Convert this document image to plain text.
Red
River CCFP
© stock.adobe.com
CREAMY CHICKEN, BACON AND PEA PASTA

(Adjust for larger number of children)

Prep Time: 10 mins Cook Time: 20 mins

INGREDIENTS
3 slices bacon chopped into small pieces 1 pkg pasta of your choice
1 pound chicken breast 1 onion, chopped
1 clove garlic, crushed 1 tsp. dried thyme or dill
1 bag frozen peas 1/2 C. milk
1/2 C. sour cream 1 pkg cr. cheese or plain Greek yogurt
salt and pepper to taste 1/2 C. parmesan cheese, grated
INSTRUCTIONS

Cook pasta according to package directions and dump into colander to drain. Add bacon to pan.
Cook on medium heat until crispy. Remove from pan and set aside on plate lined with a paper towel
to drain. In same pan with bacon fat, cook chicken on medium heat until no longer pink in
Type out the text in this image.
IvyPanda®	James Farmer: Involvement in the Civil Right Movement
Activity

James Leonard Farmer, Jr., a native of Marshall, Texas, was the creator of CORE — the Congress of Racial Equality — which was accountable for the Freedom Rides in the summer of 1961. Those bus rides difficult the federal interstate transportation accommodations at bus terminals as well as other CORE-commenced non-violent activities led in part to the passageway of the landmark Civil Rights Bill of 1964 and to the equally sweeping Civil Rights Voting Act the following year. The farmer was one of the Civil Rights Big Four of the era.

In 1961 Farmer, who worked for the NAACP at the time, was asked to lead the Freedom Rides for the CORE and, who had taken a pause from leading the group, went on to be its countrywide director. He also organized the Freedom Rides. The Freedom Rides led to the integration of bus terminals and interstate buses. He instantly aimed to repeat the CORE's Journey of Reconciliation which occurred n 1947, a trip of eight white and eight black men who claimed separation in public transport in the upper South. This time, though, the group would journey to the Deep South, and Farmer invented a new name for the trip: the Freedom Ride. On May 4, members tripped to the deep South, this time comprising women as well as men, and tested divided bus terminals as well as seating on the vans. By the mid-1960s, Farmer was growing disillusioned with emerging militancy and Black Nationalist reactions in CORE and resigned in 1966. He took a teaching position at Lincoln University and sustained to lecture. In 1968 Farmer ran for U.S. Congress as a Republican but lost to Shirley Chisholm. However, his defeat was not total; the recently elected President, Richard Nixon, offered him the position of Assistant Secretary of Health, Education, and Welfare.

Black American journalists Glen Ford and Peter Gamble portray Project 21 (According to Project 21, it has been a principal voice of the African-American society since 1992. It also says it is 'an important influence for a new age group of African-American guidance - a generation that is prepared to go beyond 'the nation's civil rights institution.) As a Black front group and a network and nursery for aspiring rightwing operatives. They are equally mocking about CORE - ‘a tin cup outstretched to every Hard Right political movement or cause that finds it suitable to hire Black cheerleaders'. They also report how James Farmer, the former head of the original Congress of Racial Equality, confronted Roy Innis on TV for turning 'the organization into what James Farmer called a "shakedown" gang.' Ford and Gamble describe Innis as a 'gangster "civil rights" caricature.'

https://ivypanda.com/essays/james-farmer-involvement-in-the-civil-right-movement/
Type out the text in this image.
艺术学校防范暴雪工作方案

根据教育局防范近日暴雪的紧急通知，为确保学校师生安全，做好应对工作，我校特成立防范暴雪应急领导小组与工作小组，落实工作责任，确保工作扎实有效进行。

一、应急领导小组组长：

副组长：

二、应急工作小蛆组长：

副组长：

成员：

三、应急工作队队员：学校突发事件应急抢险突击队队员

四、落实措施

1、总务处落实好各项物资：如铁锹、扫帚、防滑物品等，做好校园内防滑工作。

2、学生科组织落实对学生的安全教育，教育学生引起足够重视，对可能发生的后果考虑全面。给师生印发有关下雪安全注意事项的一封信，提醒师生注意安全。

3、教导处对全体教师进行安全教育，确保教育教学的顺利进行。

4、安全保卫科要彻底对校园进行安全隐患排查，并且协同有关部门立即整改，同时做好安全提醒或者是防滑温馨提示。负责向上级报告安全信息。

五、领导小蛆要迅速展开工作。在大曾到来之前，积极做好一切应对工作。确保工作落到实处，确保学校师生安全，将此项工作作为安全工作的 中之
============
*EXERCISE PROMPT*.
Reproduce the listing above verbatim, from first line to last.

*SOLUTION*.
Convert this document image to plain text.
Red
River CCFP
© stock.adobe.com
CREAMY CHICKEN, BACON AND PEA PASTA

(Adjust for larger number of children)

Prep Time: 10 mins Cook Time: 20 mins

INGREDIENTS
3 slices bacon chopped into small pieces 1 pkg pasta of your choice
1 pound chicken breast 1 onion, chopped
1 clove garlic, crushed 1 tsp. dried thyme or dill
1 bag frozen peas 1/2 C. milk
1/2 C. sour cream 1 pkg cr. cheese or plain Greek yogurt
salt and pepper to taste 1/2 C. parmesan cheese, grated
INSTRUCTIONS

Cook pasta according to package directions and dump into colander to drain. Add bacon to pan.
Cook on medium heat until crispy. Remove from pan and set aside on plate lined with a paper towel
to drain. In same pan with bacon fat, cook chicken on medium heat until no longer pink in
Type out the text in this image.
IvyPanda®	James Farmer: Involvement in the Civil Right Movement
Activity

James Leonard Farmer, Jr., a native of Marshall, Texas, was the creator of CORE — the Congress of Racial Equality — which was accountable for the Freedom Rides in the summer of 1961. Those bus rides difficult the federal interstate transportation accommodations at bus terminals as well as other CORE-commenced non-violent activities led in part to the passageway of the landmark Civil Rights Bill of 1964 and to the equally sweeping Civil Rights Voting Act the following year. The farmer was one of the Civil Rights Big Four of the era.

In 1961 Farmer, who worked for the NAACP at the time, was asked to lead the Freedom Rides for the CORE and, who had taken a pause from leading the group, went on to be its countrywide director. He also organized the Freedom Rides. The Freedom Rides led to the integration of bus terminals and interstate buses. He instantly aimed to repeat the CORE's Journey of Reconciliation which occurred n 1947, a trip of eight white and eight black men who claimed separation in public transport in the upper South. This time, though, the group would journey to the Deep South, and Farmer invented a new name for the trip: the Freedom Ride. On May 4, members tripped to the deep South, this time comprising women as well as men, and tested divided bus terminals as well as seating on the vans. By the mid-1960s, Farmer was growing disillusioned with emerging militancy and Black Nationalist reactions in CORE and resigned in 1966. He took a teaching position at Lincoln University and sustained to lecture. In 1968 Farmer ran for U.S. Congress as a Republican but lost to Shirley Chisholm. However, his defeat was not total; the recently elected President, Richard Nixon, offered him the position of Assistant Secretary of Health, Education, and Welfare.

Black American journalists Glen Ford and Peter Gamble portray Project 21 (According to Project 21, it has been a principal voice of the African-American society since 1992. It also says it is 'an important influence for a new age group of African-American guidance - a generation that is prepared to go beyond 'the nation's civil rights institution.) As a Black front group and a network and nursery for aspiring rightwing operatives. They are equally mocking about CORE - ‘a tin cup outstretched to every Hard Right political movement or cause that finds it suitable to hire Black cheerleaders'. They also report how James Farmer, the former head of the original Congress of Racial Equality, confronted Roy Innis on TV for turning 'the organization into what James Farmer called a "shakedown" gang.' Ford and Gamble describe Innis as a 'gangster "civil rights" caricature.'

https://ivypanda.com/essays/james-farmer-involvement-in-the-civil-right-movement/
Type out the text in this image.
艺术学校防范暴雪工作方案

根据教育局防范近日暴雪的紧急通知，为确保学校师生安全，做好应对工作，我校特成立防范暴雪应急领导小组与工作小组，落实工作责任，确保工作扎实有效进行。

一、应急领导小组组长：

副组长：

二、应急工作小蛆组长：

副组长：

成员：

三、应急工作队队员：学校突发事件应急抢险突击队队员

四、落实措施

1、总务处落实好各项物资：如铁锹、扫帚、防滑物品等，做好校园内防滑工作。

2、学生科组织落实对学生的安全教育，教育学生引起足够重视，对可能发生的后果考虑全面。给师生印发有关下雪安全注意事项的一封信，提醒师生注意安全。

3、教导处对全体教师进行安全教育，确保教育教学的顺利进行。

4、安全保卫科要彻底对校园进行安全隐患排查，并且协同有关部门立即整改，同时做好安全提醒或者是防滑温馨提示。负责向上级报告安全信息。

五、领导小蛆要迅速展开工作。在大曾到来之前，积极做好一切应对工作。确保工作落到实处，确保学校师生安全，将此项工作作为安全工作的 中之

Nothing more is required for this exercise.